━━━━━ SOURCE RECORDS
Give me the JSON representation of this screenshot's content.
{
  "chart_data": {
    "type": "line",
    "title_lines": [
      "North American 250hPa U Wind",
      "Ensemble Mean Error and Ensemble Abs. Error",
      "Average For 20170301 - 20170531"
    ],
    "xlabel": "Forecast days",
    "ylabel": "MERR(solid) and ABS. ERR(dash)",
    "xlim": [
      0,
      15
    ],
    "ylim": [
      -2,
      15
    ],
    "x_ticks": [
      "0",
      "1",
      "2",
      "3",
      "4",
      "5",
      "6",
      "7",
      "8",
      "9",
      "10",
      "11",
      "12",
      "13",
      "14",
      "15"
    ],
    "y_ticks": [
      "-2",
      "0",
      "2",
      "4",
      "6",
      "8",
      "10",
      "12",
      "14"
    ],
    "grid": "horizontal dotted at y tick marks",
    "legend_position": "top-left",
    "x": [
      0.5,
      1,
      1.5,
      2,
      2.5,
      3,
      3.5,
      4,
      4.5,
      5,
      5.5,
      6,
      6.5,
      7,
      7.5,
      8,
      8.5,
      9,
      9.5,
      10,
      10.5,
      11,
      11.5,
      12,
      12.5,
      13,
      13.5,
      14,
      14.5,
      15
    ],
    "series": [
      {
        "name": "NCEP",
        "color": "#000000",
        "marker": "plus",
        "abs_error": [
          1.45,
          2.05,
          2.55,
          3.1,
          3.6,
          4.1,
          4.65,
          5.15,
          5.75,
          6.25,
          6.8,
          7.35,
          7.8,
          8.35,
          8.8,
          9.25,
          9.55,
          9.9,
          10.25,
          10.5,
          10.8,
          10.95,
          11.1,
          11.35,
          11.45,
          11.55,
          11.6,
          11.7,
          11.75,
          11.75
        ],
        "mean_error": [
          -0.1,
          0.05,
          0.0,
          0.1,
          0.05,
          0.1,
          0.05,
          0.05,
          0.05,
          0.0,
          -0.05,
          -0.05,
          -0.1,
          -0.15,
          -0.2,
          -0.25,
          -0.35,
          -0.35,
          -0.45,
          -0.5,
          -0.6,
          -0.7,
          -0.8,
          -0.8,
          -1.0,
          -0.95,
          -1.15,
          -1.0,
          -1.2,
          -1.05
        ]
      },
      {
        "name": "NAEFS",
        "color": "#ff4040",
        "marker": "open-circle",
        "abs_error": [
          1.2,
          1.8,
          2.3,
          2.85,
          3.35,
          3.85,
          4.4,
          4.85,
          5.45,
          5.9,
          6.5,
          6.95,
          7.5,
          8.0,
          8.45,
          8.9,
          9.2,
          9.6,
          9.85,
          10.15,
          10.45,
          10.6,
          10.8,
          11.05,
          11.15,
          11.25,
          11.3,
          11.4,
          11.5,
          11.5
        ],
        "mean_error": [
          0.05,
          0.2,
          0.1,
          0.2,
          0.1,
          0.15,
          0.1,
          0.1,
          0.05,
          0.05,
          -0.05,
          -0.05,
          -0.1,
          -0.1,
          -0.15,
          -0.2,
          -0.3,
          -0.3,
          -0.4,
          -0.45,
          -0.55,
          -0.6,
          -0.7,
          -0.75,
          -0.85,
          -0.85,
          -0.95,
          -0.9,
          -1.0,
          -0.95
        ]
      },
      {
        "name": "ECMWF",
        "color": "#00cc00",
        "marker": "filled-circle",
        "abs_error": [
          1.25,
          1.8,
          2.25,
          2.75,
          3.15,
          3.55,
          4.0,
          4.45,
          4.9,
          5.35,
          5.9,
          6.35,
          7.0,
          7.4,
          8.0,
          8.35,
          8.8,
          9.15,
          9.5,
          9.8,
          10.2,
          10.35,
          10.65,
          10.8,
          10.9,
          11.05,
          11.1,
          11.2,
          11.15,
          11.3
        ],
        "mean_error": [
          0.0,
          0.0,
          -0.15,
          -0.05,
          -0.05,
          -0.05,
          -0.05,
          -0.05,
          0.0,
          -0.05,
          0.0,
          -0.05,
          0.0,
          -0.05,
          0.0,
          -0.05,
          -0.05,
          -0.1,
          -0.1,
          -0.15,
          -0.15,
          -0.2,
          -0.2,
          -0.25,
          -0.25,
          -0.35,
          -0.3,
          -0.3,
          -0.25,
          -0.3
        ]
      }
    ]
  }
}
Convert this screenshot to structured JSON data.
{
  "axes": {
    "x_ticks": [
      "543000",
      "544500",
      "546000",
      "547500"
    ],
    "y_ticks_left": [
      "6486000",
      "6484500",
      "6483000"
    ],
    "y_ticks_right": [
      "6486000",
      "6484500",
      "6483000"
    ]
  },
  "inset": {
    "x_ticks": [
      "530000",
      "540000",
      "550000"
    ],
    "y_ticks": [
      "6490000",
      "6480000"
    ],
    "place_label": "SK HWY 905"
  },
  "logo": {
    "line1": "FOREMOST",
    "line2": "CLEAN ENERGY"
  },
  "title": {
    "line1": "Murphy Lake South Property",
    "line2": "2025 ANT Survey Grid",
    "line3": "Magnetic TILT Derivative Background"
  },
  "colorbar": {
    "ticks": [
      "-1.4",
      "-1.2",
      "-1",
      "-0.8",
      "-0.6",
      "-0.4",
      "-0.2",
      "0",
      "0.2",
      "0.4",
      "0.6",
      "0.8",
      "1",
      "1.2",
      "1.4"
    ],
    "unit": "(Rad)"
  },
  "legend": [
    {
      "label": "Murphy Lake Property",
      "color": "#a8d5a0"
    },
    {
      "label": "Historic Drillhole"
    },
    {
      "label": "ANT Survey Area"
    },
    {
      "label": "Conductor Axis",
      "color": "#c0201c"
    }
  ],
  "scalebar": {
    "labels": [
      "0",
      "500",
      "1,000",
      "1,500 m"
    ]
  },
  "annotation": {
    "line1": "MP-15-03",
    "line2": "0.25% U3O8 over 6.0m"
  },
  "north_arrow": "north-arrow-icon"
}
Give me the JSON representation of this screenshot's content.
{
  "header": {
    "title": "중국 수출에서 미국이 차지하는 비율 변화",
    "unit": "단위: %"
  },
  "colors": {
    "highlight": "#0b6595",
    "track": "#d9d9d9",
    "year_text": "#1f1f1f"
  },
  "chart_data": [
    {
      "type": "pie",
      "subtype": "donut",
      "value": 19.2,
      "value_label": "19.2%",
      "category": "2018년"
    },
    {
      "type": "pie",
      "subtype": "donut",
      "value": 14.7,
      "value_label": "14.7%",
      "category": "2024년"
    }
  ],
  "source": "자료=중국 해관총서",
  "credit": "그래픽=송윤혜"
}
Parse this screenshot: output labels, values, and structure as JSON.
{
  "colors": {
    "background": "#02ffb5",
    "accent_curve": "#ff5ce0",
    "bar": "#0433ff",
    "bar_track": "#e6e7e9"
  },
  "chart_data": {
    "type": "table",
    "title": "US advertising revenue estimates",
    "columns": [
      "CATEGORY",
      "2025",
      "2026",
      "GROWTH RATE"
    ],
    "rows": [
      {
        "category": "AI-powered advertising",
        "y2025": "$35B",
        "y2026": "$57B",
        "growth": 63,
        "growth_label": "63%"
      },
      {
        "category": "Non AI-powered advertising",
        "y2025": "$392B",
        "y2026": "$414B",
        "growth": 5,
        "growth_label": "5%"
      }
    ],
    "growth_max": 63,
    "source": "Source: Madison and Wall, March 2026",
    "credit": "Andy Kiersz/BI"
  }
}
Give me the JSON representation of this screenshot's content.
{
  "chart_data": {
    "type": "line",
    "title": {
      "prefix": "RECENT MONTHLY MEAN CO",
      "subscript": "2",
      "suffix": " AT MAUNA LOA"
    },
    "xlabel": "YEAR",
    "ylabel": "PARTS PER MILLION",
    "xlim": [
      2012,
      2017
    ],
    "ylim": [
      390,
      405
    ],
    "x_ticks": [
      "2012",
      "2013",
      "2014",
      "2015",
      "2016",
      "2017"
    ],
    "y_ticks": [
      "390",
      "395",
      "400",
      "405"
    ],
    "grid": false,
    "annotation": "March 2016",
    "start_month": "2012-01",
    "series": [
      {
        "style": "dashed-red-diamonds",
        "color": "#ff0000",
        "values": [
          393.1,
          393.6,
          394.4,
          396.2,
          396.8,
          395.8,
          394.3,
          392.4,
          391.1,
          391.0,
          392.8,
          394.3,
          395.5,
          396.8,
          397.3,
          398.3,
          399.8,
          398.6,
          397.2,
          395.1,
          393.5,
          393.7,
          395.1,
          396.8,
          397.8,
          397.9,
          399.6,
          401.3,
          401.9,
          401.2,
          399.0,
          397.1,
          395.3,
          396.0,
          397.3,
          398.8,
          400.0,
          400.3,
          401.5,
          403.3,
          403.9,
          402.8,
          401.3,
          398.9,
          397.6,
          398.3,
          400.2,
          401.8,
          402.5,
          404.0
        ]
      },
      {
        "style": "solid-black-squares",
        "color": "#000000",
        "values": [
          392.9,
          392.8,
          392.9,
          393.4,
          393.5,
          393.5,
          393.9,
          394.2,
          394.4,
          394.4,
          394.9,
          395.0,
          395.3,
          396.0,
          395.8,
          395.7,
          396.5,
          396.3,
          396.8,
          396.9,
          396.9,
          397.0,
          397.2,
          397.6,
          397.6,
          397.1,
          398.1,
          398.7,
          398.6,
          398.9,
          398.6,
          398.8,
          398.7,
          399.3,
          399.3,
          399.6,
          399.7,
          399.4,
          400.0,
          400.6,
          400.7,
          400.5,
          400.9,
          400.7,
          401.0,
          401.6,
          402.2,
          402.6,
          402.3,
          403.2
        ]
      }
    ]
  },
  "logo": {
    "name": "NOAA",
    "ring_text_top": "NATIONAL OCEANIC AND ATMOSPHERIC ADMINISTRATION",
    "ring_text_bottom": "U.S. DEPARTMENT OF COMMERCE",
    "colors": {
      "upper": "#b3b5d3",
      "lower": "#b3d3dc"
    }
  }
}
━━━━━━━━━━
### WORK TO COMPLETE
Reproduce every line from the entries that holds the word "circle".

### ANSWER IN FULL
        "marker": "open-circle",
        "marker": "filled-circle",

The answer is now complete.